━━━ STORED DATA

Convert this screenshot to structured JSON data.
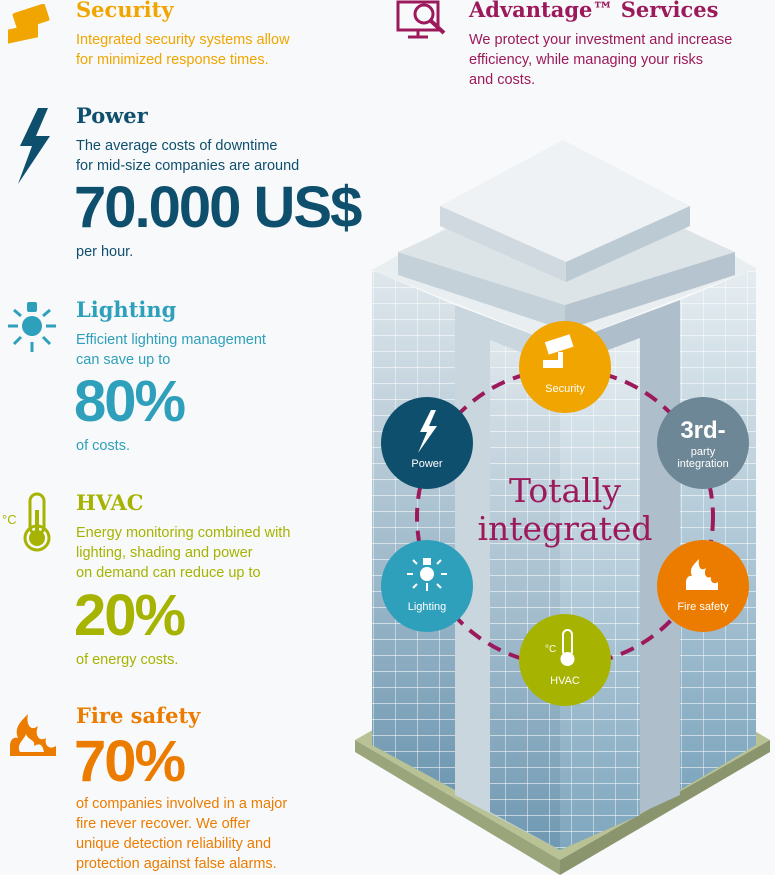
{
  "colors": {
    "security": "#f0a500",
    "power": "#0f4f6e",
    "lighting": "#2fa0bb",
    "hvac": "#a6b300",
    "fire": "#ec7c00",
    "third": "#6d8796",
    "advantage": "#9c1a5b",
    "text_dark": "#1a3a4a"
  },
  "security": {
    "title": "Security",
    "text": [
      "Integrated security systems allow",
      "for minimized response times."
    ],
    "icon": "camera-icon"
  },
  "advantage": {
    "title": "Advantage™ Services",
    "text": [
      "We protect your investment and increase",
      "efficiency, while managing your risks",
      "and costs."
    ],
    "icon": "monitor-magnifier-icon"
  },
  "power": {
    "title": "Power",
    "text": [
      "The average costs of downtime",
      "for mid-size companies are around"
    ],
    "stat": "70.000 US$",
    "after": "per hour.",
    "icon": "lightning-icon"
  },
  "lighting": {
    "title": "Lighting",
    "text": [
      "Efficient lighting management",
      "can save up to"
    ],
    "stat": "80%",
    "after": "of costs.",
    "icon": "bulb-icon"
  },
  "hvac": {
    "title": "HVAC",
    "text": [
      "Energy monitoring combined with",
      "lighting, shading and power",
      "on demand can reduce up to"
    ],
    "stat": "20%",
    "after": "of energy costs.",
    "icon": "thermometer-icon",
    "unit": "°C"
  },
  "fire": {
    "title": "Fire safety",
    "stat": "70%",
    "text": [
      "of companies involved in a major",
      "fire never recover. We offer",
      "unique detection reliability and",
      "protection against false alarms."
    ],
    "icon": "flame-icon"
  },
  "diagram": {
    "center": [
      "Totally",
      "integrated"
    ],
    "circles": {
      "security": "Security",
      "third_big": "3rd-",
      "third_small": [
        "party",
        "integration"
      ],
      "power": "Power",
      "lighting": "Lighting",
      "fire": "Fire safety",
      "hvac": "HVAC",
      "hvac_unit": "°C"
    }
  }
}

━━━━━━

● WORK REQUIRED: A single figure is required: the number of lines above in which the word "title" occurs.

● THE RESULT: 6